> **TASK DETAILS**
Lines containing the word "icon" should be extracted in full.
-- START OF RECORDS SHOWN --
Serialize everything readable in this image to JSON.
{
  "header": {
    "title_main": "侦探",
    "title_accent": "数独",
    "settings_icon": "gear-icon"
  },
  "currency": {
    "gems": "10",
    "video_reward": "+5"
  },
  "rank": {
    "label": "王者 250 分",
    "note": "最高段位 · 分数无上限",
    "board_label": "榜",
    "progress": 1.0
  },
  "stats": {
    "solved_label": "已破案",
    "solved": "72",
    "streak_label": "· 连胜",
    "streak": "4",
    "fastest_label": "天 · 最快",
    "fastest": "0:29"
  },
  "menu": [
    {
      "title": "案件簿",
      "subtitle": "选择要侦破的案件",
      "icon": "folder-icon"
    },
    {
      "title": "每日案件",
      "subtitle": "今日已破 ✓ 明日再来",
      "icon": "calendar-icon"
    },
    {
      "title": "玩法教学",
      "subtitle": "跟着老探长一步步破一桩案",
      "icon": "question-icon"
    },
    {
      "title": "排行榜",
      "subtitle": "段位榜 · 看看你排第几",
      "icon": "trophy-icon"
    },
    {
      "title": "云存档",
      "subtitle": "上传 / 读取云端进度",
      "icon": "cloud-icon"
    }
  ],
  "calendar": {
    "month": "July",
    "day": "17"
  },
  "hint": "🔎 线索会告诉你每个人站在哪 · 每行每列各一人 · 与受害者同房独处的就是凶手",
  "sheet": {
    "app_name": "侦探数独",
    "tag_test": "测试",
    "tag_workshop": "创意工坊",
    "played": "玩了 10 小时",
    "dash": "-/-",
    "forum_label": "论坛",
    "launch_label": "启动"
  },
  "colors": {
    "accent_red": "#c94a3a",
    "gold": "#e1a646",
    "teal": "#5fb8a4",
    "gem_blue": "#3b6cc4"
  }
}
-- END OF RECORDS SHOWN --
> **ANSWER TO THE TASK**
    "settings_icon": "gear-icon"
      "icon": "folder-icon"
      "icon": "calendar-icon"
      "icon": "question-icon"
      "icon": "trophy-icon"
      "icon": "cloud-icon"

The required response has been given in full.